ЗАДАНИЕ: Определите, согласуются ли с текстом об агропромышленном комплексе следующие утверждения, и для каждого ответьте «да» или «нет», приведя решающие слова текста дословной цитатой. 1. Ручной труд в сельском хозяйстве уже уступил место механизированному. 2. В состав АПК входит переработка сельскохозяйственной продукции. 3. Агропром — это другое название агропромышленного комплекса.

ИСХОДНЫЙ ТЕКСТ:

Задача комплексной механизации, поставленная в 1965 г., в определенной степени стала выполняться. С тех пор были в основном механизированы уборка льна, сахарной свеклы, доение коров. И все же ручной труд в сельском хозяйстве пока преобладает.

В последнее время, однако, было принято говорить не столько о сельском хозяйстве, сколько об агропромышленном комплексе. Что это такое? Агропромышленный комплекс (АПК) – это сельское хозяйство и связанные с ним отрасли промышленности. В состав АПК входит производство средств производства для сельского хозяйства (удобрений, сельскохозяйственных машин) и переработка сельскохозяйственной продукции. Поскольку эти отрасли взаимосвязаны в своем развитии, очевидно, их действительно следует рассматривать в комплексе. Развитие сельского хозяйства зависит от производства удобрений и сельскохозяйственной техники, а подавляющая часть легкой и пищевой промышленности не может действовать, не получая от сельского хозяйства необходимого сырья. Только не надо путать АПК с Агропромом – системой административных органов, которая была придумана для командования комплексом.

Основная тенденция развития АПК – агропромышленная интеграция, т. е. сближение, слияние соответствующих отраслей сельского хозяйства и промышленности. Интеграция означает, что прежние горизонтальные связи между разными отраслями сельского хозяйства (производство мяса, зерна, картофеля, льна) заменяются вертикальными: производство льна совмещается с его переработкой в промышленности, мясное животноводство – с мясокомбинатами, производство картофеля – с предприятиями по хранению, продаже и переработке.

ИСХОДНЫЕ ДАННЫЕ:
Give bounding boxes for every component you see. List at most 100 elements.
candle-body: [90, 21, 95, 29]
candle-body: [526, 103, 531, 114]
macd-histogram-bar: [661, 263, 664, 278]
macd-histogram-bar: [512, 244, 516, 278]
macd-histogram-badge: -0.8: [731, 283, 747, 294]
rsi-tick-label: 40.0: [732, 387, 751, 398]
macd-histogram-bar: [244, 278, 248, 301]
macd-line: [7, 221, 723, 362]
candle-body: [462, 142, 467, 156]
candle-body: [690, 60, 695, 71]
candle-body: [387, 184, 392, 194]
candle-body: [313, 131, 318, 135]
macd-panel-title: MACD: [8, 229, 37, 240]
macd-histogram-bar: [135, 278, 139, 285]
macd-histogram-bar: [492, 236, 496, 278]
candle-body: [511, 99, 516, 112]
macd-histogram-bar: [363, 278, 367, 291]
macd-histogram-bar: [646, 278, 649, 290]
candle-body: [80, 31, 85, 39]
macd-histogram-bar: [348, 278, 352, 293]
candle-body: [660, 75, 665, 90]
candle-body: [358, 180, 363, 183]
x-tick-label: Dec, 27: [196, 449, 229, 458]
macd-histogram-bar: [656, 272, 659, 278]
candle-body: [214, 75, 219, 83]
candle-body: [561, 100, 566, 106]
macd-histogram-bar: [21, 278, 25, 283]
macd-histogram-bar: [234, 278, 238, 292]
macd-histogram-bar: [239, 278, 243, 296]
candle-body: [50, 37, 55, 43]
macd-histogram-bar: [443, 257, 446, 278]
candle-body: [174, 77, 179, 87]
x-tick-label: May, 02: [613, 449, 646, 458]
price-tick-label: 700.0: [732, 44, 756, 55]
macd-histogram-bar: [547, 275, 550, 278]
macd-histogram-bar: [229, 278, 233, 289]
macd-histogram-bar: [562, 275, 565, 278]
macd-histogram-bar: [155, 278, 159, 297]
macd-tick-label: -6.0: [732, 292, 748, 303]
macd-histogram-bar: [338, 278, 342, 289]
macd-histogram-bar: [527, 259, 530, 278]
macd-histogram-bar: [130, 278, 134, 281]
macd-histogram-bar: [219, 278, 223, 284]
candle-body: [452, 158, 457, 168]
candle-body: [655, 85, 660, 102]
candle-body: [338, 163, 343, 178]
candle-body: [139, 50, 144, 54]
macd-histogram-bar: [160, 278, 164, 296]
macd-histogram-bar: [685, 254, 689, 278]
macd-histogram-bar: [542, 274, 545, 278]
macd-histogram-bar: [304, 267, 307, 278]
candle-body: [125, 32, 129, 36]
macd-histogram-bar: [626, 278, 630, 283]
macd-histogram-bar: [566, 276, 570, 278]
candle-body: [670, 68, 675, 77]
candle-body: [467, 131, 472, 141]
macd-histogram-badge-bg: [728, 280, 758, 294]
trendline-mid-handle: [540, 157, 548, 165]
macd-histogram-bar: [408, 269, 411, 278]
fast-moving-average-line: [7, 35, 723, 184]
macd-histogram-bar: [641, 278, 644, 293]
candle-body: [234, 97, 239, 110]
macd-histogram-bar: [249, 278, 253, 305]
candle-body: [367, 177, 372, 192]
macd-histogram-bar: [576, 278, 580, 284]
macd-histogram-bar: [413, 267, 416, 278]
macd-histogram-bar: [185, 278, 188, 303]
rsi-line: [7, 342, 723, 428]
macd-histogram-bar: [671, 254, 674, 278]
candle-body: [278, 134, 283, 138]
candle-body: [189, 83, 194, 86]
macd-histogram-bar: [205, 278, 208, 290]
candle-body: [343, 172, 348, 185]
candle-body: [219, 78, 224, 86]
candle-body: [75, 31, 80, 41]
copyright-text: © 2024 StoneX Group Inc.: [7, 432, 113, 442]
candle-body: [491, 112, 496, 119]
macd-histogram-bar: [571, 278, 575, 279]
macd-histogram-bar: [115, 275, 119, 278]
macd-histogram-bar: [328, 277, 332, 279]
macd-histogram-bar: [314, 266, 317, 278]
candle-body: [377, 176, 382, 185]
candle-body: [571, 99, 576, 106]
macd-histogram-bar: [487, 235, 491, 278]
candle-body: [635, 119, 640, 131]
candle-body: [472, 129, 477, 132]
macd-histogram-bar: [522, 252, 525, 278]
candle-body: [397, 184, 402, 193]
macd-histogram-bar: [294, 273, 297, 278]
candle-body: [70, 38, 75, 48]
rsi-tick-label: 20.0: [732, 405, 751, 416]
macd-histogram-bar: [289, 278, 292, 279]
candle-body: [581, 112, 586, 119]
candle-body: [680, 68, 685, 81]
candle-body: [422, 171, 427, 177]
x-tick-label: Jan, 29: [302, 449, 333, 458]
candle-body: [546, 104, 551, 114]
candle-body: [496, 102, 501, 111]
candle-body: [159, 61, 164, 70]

РЕШЕНИЕ ЗАДАНИЯ:
1. Нет: «И все же ручной труд в сельском хозяйстве пока преобладает».
2. Да: «В состав АПК входит производство средств производства для сельского хозяйства (удобрений, сельскохозяйственных машин) и переработка сельскохозяйственной продукции».
3. Нет: «Только не надо путать АПК с Агропромом – системой административных органов, которая была придумана для командования комплексом».